▶ TASK TO CARRY OUT: Transcribe the records that follow. Keep every word exactly, and drop the pictures.

>> Start PROVIDED ENTRIES

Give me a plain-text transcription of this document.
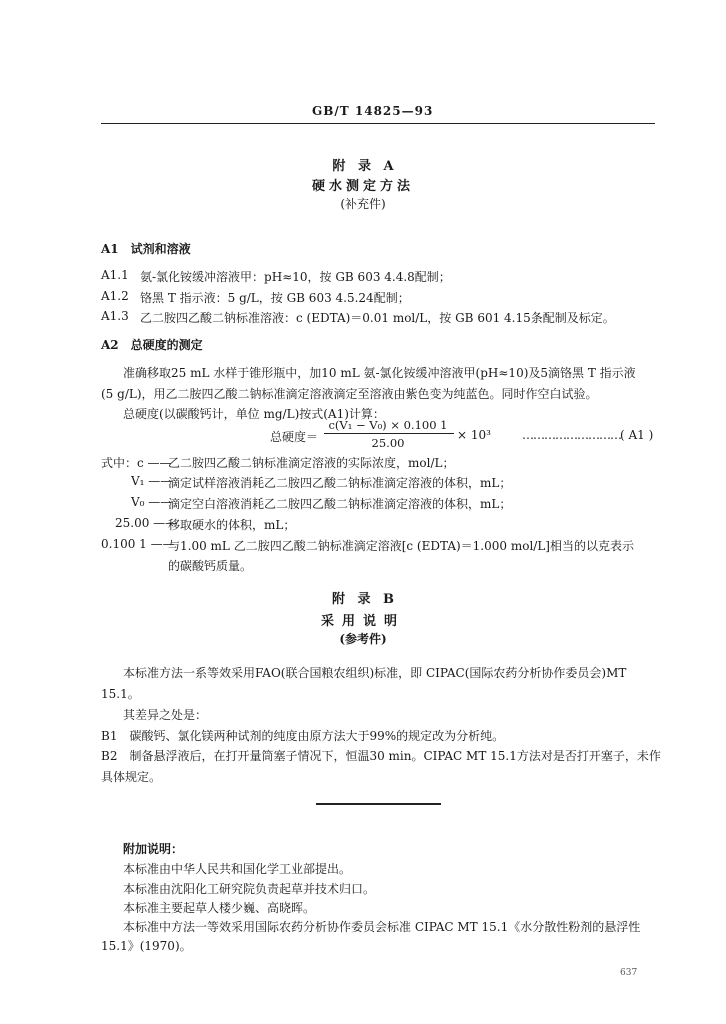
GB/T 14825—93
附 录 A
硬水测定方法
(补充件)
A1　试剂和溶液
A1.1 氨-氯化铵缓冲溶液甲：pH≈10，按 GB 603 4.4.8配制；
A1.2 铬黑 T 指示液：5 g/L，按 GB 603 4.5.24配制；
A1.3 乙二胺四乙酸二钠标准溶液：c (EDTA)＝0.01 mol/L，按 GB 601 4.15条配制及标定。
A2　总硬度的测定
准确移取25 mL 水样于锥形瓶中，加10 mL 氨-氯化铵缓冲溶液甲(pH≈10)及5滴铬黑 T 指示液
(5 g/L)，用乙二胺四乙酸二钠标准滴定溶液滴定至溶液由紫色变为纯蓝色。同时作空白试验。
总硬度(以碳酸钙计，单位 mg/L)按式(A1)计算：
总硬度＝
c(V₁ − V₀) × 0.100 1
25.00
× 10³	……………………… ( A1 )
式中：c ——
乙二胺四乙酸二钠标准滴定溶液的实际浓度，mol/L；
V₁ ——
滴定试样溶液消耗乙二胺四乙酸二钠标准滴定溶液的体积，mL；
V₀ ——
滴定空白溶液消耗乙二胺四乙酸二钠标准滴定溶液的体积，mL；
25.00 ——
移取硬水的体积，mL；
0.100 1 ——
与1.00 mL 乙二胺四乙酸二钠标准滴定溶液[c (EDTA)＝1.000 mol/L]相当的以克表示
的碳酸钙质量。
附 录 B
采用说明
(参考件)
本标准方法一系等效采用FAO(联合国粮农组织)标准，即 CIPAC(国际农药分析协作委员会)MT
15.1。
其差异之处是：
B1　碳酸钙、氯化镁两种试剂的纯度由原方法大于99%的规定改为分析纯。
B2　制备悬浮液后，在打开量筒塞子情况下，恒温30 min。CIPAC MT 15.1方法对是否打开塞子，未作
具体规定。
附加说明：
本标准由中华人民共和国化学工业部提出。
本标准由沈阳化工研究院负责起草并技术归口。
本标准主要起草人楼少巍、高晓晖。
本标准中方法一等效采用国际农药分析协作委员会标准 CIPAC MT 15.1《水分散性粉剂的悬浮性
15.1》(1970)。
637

>> End PROVIDED ENTRIES

▶ EXERCISE ANSWER:
Give me a plain-text transcription of this document.
GB/T 14825—93
附 录 A
硬水测定方法
(补充件)
A1　试剂和溶液
A1.1 氨-氯化铵缓冲溶液甲：pH≈10，按 GB 603 4.4.8配制；
A1.2 铬黑 T 指示液：5 g/L，按 GB 603 4.5.24配制；
A1.3 乙二胺四乙酸二钠标准溶液：c (EDTA)＝0.01 mol/L，按 GB 601 4.15条配制及标定。
A2　总硬度的测定
准确移取25 mL 水样于锥形瓶中，加10 mL 氨-氯化铵缓冲溶液甲(pH≈10)及5滴铬黑 T 指示液
(5 g/L)，用乙二胺四乙酸二钠标准滴定溶液滴定至溶液由紫色变为纯蓝色。同时作空白试验。
总硬度(以碳酸钙计，单位 mg/L)按式(A1)计算：
总硬度＝
c(V₁ − V₀) × 0.100 1
25.00
× 10³	……………………… ( A1 )
式中：c ——
乙二胺四乙酸二钠标准滴定溶液的实际浓度，mol/L；
V₁ ——
滴定试样溶液消耗乙二胺四乙酸二钠标准滴定溶液的体积，mL；
V₀ ——
滴定空白溶液消耗乙二胺四乙酸二钠标准滴定溶液的体积，mL；
25.00 ——
移取硬水的体积，mL；
0.100 1 ——
与1.00 mL 乙二胺四乙酸二钠标准滴定溶液[c (EDTA)＝1.000 mol/L]相当的以克表示
的碳酸钙质量。
附 录 B
采用说明
(参考件)
本标准方法一系等效采用FAO(联合国粮农组织)标准，即 CIPAC(国际农药分析协作委员会)MT
15.1。
其差异之处是：
B1　碳酸钙、氯化镁两种试剂的纯度由原方法大于99%的规定改为分析纯。
B2　制备悬浮液后，在打开量筒塞子情况下，恒温30 min。CIPAC MT 15.1方法对是否打开塞子，未作
具体规定。
附加说明：
本标准由中华人民共和国化学工业部提出。
本标准由沈阳化工研究院负责起草并技术归口。
本标准主要起草人楼少巍、高晓晖。
本标准中方法一等效采用国际农药分析协作委员会标准 CIPAC MT 15.1《水分散性粉剂的悬浮性
15.1》(1970)。
637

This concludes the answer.